**What you should do:** Your task is to give the listing below back word for word, pictures excluded.

---------- Material for this exercise ----------

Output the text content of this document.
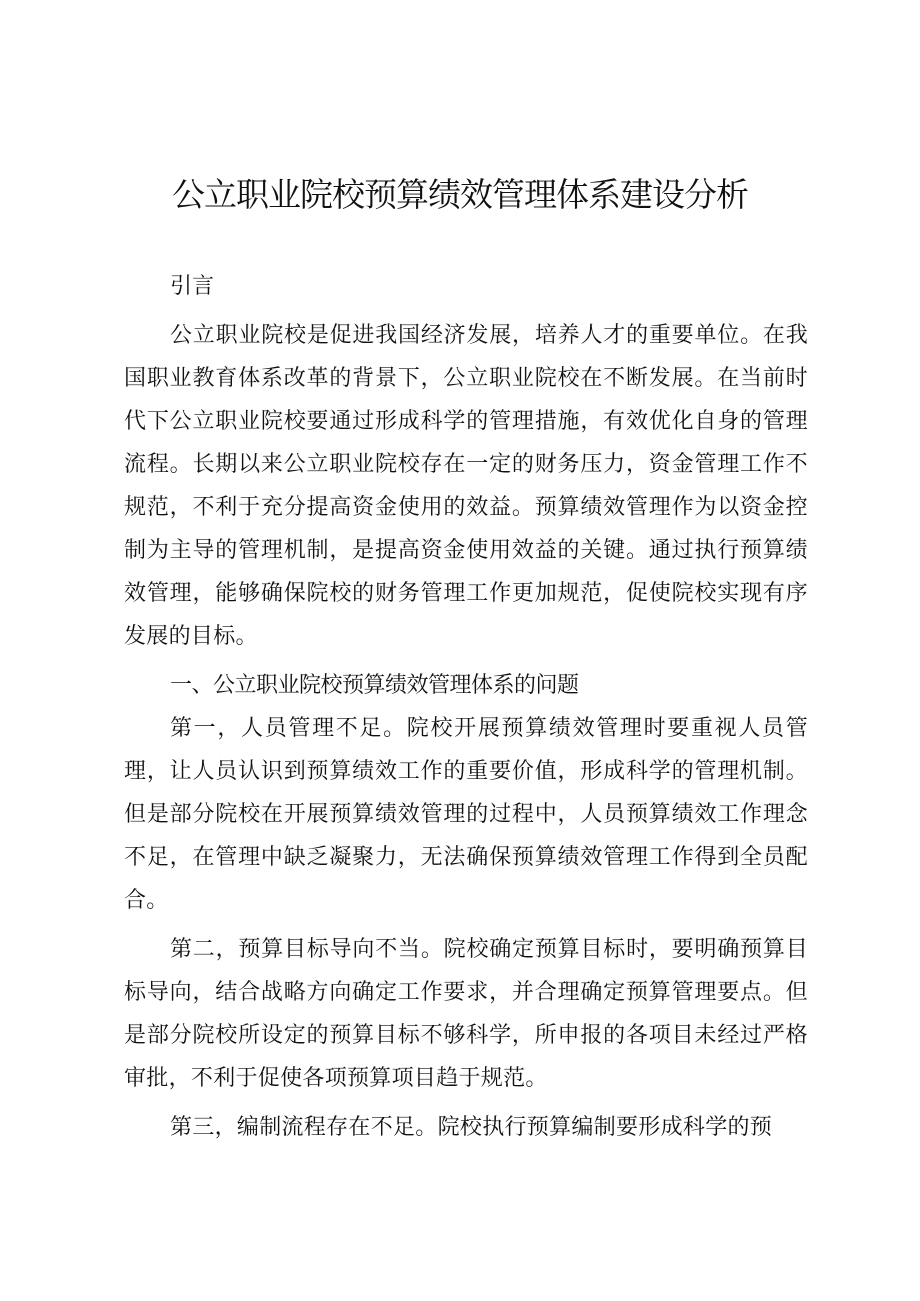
公立职业院校预算绩效管理体系建设分析

引言

公立职业院校是促进我国经济发展，培养人才的重要单位。在我国职业教育体系改革的背景下，公立职业院校在不断发展。在当前时代下公立职业院校要通过形成科学的管理措施，有效优化自身的管理流程。长期以来公立职业院校存在一定的财务压力，资金管理工作不规范，不利于充分提高资金使用的效益。预算绩效管理作为以资金控制为主导的管理机制，是提高资金使用效益的关键。通过执行预算绩效管理，能够确保院校的财务管理工作更加规范，促使院校实现有序发展的目标。

一、公立职业院校预算绩效管理体系的问题

第一，人员管理不足。院校开展预算绩效管理时要重视人员管理，让人员认识到预算绩效工作的重要价值，形成科学的管理机制。但是部分院校在开展预算绩效管理的过程中，人员预算绩效工作理念不足，在管理中缺乏凝聚力，无法确保预算绩效管理工作得到全员配合。

第二，预算目标导向不当。院校确定预算目标时，要明确预算目标导向，结合战略方向确定工作要求，并合理确定预算管理要点。但是部分院校所设定的预算目标不够科学，所申报的各项目未经过严格审批，不利于促使各项预算项目趋于规范。

第三，编制流程存在不足。院校执行预算编制要形成科学的预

----------

**Exercise result:**
Output the text content of this document.
公立职业院校预算绩效管理体系建设分析

引言

公立职业院校是促进我国经济发展，培养人才的重要单位。在我国职业教育体系改革的背景下，公立职业院校在不断发展。在当前时代下公立职业院校要通过形成科学的管理措施，有效优化自身的管理流程。长期以来公立职业院校存在一定的财务压力，资金管理工作不规范，不利于充分提高资金使用的效益。预算绩效管理作为以资金控制为主导的管理机制，是提高资金使用效益的关键。通过执行预算绩效管理，能够确保院校的财务管理工作更加规范，促使院校实现有序发展的目标。

一、公立职业院校预算绩效管理体系的问题

第一，人员管理不足。院校开展预算绩效管理时要重视人员管理，让人员认识到预算绩效工作的重要价值，形成科学的管理机制。但是部分院校在开展预算绩效管理的过程中，人员预算绩效工作理念不足，在管理中缺乏凝聚力，无法确保预算绩效管理工作得到全员配合。

第二，预算目标导向不当。院校确定预算目标时，要明确预算目标导向，结合战略方向确定工作要求，并合理确定预算管理要点。但是部分院校所设定的预算目标不够科学，所申报的各项目未经过严格审批，不利于促使各项预算项目趋于规范。

第三，编制流程存在不足。院校执行预算编制要形成科学的预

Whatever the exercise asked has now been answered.